▼

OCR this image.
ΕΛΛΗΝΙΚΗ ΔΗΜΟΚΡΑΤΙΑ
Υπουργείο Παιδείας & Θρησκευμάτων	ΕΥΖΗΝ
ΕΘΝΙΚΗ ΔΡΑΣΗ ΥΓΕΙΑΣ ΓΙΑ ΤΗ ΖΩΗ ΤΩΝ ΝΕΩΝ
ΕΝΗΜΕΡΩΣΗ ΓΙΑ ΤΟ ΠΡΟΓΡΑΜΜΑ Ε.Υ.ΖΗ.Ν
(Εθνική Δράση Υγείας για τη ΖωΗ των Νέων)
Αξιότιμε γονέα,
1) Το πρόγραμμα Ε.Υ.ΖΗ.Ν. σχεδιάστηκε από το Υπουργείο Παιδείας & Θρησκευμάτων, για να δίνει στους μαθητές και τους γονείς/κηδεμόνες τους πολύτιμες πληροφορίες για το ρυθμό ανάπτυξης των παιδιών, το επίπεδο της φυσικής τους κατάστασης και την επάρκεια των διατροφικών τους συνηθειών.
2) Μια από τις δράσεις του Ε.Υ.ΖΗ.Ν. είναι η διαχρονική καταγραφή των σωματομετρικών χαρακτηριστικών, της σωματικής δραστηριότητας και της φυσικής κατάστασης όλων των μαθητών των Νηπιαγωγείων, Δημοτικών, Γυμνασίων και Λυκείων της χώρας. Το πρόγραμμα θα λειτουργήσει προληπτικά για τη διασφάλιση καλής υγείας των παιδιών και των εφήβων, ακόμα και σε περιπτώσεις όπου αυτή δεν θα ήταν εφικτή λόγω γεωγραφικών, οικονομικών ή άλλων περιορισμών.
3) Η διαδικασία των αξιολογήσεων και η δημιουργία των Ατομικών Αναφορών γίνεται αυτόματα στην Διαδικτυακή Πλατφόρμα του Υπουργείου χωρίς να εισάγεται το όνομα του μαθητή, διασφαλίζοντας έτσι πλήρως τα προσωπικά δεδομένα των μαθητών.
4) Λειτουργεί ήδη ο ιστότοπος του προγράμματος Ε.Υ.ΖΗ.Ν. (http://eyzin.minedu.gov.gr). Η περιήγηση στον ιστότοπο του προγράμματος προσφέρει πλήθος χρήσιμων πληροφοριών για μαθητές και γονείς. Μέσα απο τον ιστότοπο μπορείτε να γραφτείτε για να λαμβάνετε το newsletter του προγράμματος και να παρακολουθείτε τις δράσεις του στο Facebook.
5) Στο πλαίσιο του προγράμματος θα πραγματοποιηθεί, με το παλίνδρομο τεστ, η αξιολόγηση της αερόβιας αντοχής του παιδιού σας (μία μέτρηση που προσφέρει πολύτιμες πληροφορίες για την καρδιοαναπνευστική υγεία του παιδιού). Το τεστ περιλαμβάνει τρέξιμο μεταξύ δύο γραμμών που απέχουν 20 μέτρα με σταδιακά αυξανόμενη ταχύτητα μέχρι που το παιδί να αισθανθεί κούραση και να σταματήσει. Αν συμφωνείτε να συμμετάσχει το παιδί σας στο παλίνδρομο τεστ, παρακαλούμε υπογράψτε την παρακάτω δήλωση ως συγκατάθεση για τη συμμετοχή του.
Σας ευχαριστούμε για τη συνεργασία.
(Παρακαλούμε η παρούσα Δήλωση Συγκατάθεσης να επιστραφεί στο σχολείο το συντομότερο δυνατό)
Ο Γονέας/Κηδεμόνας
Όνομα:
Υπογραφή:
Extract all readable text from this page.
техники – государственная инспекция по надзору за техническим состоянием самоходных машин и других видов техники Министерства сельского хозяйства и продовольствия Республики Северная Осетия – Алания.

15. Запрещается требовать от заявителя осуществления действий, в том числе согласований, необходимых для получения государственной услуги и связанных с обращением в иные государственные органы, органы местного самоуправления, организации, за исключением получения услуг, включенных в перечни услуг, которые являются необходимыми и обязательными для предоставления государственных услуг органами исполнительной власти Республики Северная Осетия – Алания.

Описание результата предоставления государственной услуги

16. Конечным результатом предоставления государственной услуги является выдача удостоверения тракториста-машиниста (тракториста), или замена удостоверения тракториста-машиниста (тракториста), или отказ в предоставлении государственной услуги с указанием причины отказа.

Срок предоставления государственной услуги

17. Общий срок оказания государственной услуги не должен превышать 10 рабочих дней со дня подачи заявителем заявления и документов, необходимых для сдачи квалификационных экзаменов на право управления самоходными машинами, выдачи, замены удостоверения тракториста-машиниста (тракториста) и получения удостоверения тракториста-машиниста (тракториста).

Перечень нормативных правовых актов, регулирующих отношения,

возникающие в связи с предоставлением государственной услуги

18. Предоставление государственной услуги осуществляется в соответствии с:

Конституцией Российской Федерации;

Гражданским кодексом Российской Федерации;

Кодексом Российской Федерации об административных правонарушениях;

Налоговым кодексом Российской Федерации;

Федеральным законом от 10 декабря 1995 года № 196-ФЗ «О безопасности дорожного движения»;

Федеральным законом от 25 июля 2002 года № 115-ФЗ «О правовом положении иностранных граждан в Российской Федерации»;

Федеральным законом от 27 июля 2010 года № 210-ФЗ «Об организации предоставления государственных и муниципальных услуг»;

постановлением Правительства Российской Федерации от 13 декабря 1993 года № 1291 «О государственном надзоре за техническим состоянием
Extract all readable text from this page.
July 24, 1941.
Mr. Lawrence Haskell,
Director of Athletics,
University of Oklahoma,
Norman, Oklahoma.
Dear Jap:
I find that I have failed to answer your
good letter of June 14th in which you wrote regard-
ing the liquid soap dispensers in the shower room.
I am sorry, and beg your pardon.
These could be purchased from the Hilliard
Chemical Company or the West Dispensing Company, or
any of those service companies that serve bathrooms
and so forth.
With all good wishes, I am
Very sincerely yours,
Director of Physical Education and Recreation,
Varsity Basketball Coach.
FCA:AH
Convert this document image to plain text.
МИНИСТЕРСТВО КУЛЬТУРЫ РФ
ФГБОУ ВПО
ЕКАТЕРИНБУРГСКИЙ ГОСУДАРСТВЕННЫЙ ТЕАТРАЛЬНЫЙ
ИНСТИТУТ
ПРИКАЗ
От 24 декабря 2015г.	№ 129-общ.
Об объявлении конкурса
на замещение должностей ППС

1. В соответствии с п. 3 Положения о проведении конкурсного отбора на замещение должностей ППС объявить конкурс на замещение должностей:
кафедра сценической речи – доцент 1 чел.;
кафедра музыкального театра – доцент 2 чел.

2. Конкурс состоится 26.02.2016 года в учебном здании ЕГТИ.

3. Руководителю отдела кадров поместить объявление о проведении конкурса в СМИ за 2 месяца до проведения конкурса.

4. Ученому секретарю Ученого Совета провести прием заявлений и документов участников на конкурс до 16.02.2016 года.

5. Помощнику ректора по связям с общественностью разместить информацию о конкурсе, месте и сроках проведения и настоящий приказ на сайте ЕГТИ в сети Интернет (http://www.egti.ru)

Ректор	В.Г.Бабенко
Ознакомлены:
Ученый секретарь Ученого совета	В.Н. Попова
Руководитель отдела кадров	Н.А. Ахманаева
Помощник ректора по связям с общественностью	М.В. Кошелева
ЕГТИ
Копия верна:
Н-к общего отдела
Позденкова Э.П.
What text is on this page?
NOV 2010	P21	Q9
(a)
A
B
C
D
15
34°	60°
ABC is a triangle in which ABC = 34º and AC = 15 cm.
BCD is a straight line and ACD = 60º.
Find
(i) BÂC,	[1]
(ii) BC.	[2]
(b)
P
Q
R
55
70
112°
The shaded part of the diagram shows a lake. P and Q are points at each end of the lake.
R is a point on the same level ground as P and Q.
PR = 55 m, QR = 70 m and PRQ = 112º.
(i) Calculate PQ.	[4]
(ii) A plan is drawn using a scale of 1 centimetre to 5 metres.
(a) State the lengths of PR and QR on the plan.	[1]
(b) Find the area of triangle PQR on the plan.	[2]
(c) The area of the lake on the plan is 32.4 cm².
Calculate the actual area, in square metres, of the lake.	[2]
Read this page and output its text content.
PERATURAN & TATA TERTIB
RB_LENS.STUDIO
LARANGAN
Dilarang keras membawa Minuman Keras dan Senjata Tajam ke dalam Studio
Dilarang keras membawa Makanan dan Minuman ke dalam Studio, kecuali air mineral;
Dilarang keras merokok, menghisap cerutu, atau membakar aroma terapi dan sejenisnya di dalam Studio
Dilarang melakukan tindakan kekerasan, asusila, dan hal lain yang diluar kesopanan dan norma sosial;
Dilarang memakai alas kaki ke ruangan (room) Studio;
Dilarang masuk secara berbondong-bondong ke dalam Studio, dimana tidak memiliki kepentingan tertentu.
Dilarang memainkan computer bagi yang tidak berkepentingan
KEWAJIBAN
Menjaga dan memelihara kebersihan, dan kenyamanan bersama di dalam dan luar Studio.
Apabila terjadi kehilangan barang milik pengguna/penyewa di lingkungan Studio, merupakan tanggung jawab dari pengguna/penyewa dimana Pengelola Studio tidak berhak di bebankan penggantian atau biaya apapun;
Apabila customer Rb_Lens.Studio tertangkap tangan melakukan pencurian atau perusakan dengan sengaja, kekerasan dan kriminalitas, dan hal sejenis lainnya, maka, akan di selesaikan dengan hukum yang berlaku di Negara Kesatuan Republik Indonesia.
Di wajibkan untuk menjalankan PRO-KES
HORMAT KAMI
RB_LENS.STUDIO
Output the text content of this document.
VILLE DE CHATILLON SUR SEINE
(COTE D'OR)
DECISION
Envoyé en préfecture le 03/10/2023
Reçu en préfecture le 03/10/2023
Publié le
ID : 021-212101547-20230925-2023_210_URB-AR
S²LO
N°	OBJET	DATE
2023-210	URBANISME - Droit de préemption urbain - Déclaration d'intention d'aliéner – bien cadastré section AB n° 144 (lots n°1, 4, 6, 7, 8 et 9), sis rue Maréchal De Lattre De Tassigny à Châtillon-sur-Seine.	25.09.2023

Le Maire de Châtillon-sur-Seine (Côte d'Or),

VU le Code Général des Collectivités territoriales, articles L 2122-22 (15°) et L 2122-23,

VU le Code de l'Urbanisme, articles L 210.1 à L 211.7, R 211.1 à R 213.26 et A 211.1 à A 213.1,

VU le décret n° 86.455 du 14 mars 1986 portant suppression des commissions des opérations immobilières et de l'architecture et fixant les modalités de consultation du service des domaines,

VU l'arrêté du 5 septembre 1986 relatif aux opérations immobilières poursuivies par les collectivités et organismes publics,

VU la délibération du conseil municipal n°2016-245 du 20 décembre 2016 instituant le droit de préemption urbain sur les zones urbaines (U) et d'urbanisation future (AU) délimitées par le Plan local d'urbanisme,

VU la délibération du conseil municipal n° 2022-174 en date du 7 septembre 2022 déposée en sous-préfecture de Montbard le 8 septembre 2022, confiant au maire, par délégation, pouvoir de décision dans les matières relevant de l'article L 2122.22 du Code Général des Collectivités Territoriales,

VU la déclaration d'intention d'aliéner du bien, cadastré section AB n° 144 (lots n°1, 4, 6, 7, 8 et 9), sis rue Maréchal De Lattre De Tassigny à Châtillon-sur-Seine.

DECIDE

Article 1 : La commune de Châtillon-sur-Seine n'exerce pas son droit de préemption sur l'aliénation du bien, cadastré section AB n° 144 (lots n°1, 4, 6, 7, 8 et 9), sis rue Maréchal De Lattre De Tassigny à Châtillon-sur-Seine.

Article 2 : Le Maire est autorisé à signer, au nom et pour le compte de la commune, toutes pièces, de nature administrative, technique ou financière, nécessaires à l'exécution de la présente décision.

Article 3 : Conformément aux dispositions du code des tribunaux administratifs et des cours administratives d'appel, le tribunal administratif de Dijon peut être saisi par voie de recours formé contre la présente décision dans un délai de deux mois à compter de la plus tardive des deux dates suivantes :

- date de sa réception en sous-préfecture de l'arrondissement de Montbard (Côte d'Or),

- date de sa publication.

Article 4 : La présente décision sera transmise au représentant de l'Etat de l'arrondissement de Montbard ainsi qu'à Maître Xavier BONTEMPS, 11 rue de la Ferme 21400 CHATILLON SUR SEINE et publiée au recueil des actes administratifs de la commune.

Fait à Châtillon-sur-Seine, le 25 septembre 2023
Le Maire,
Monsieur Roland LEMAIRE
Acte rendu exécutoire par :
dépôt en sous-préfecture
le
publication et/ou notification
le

▲

[WRITTEN REQUEST]
Where a line above holds the string "παιδιών", show that line.

[TASK RESPONSE]
1) Το πρόγραμμα Ε.Υ.ΖΗ.Ν. σχεδιάστηκε από το Υπουργείο Παιδείας & Θρησκευμάτων, για να δίνει στους μαθητές και τους γονείς/κηδεμόνες τους πολύτιμες πληροφορίες για το ρυθμό ανάπτυξης των παιδιών, το επίπεδο της φυσικής τους κατάστασης και την επάρκεια των διατροφικών τους συνηθειών.
2) Μια από τις δράσεις του Ε.Υ.ΖΗ.Ν. είναι η διαχρονική καταγραφή των σωματομετρικών χαρακτηριστικών, της σωματικής δραστηριότητας και της φυσικής κατάστασης όλων των μαθητών των Νηπιαγωγείων, Δημοτικών, Γυμνασίων και Λυκείων της χώρας. Το πρόγραμμα θα λειτουργήσει προληπτικά για τη διασφάλιση καλής υγείας των παιδιών και των εφήβων, ακόμα και σε περιπτώσεις όπου αυτή δεν θα ήταν εφικτή λόγω γεωγραφικών, οικονομικών ή άλλων περιορισμών.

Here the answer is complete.